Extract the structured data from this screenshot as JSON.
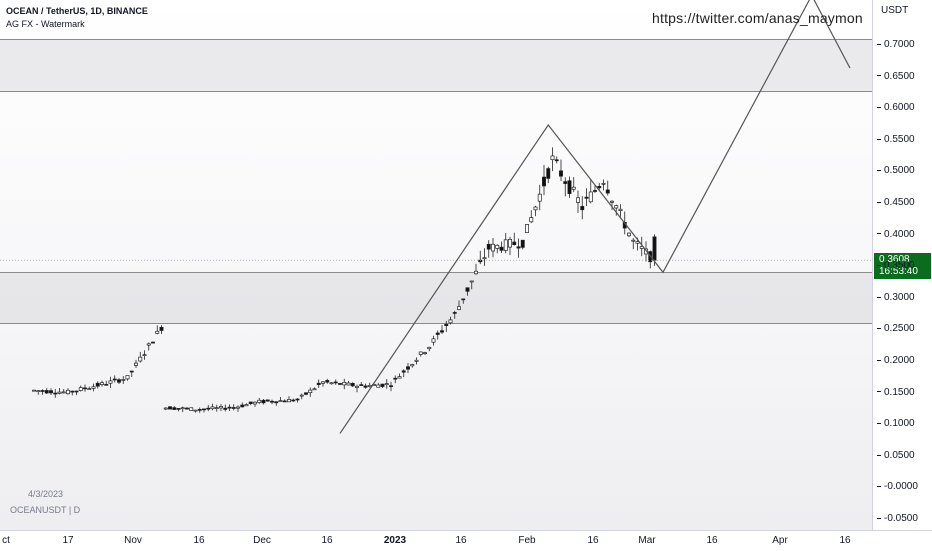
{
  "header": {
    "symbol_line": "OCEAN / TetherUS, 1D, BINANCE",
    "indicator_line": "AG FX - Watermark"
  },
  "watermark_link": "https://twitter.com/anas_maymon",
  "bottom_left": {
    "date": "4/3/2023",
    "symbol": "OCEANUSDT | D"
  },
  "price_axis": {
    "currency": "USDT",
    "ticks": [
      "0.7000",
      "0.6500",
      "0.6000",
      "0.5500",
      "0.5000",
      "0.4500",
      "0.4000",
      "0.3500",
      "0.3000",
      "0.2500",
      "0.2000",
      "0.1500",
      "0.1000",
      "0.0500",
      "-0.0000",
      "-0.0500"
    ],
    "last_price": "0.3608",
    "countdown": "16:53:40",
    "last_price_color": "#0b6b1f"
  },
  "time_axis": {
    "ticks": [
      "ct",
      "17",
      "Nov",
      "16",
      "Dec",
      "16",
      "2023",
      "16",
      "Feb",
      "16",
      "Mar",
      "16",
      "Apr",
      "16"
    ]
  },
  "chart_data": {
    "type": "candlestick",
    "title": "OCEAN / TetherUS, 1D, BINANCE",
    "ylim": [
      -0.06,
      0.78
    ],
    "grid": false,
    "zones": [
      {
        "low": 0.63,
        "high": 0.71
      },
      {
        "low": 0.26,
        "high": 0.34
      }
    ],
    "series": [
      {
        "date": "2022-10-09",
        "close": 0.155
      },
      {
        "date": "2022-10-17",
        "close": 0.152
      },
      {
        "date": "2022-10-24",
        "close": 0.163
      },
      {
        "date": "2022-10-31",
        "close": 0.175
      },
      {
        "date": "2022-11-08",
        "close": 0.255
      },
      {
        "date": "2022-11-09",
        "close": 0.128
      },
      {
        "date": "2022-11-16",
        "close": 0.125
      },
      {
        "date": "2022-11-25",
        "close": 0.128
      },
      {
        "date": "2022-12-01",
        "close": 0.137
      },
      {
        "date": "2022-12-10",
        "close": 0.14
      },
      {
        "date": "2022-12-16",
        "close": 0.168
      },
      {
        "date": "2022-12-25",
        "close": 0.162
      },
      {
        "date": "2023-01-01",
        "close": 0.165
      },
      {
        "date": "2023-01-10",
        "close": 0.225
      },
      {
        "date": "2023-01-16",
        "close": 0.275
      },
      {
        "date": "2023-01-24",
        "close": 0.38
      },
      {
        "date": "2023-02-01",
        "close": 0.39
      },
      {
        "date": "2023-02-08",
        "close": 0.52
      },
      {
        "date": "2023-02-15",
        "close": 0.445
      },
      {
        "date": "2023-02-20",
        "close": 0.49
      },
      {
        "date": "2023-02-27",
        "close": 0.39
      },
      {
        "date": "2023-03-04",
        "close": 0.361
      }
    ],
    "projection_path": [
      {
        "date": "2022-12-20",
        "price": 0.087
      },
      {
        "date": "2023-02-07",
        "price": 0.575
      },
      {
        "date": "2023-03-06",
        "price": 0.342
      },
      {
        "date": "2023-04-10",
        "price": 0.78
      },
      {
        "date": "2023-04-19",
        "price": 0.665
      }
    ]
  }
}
▬▬▬▬▬▬
Your task is to retype all the entries exactly and leave out any pictures.

> **FINISHED EXERCISE**
Extract the structured data from this screenshot as JSON.
{
  "header": {
    "symbol_line": "OCEAN / TetherUS, 1D, BINANCE",
    "indicator_line": "AG FX - Watermark"
  },
  "watermark_link": "https://twitter.com/anas_maymon",
  "bottom_left": {
    "date": "4/3/2023",
    "symbol": "OCEANUSDT | D"
  },
  "price_axis": {
    "currency": "USDT",
    "ticks": [
      "0.7000",
      "0.6500",
      "0.6000",
      "0.5500",
      "0.5000",
      "0.4500",
      "0.4000",
      "0.3500",
      "0.3000",
      "0.2500",
      "0.2000",
      "0.1500",
      "0.1000",
      "0.0500",
      "-0.0000",
      "-0.0500"
    ],
    "last_price": "0.3608",
    "countdown": "16:53:40",
    "last_price_color": "#0b6b1f"
  },
  "time_axis": {
    "ticks": [
      "ct",
      "17",
      "Nov",
      "16",
      "Dec",
      "16",
      "2023",
      "16",
      "Feb",
      "16",
      "Mar",
      "16",
      "Apr",
      "16"
    ]
  },
  "chart_data": {
    "type": "candlestick",
    "title": "OCEAN / TetherUS, 1D, BINANCE",
    "ylim": [
      -0.06,
      0.78
    ],
    "grid": false,
    "zones": [
      {
        "low": 0.63,
        "high": 0.71
      },
      {
        "low": 0.26,
        "high": 0.34
      }
    ],
    "series": [
      {
        "date": "2022-10-09",
        "close": 0.155
      },
      {
        "date": "2022-10-17",
        "close": 0.152
      },
      {
        "date": "2022-10-24",
        "close": 0.163
      },
      {
        "date": "2022-10-31",
        "close": 0.175
      },
      {
        "date": "2022-11-08",
        "close": 0.255
      },
      {
        "date": "2022-11-09",
        "close": 0.128
      },
      {
        "date": "2022-11-16",
        "close": 0.125
      },
      {
        "date": "2022-11-25",
        "close": 0.128
      },
      {
        "date": "2022-12-01",
        "close": 0.137
      },
      {
        "date": "2022-12-10",
        "close": 0.14
      },
      {
        "date": "2022-12-16",
        "close": 0.168
      },
      {
        "date": "2022-12-25",
        "close": 0.162
      },
      {
        "date": "2023-01-01",
        "close": 0.165
      },
      {
        "date": "2023-01-10",
        "close": 0.225
      },
      {
        "date": "2023-01-16",
        "close": 0.275
      },
      {
        "date": "2023-01-24",
        "close": 0.38
      },
      {
        "date": "2023-02-01",
        "close": 0.39
      },
      {
        "date": "2023-02-08",
        "close": 0.52
      },
      {
        "date": "2023-02-15",
        "close": 0.445
      },
      {
        "date": "2023-02-20",
        "close": 0.49
      },
      {
        "date": "2023-02-27",
        "close": 0.39
      },
      {
        "date": "2023-03-04",
        "close": 0.361
      }
    ],
    "projection_path": [
      {
        "date": "2022-12-20",
        "price": 0.087
      },
      {
        "date": "2023-02-07",
        "price": 0.575
      },
      {
        "date": "2023-03-06",
        "price": 0.342
      },
      {
        "date": "2023-04-10",
        "price": 0.78
      },
      {
        "date": "2023-04-19",
        "price": 0.665
      }
    ]
  }
}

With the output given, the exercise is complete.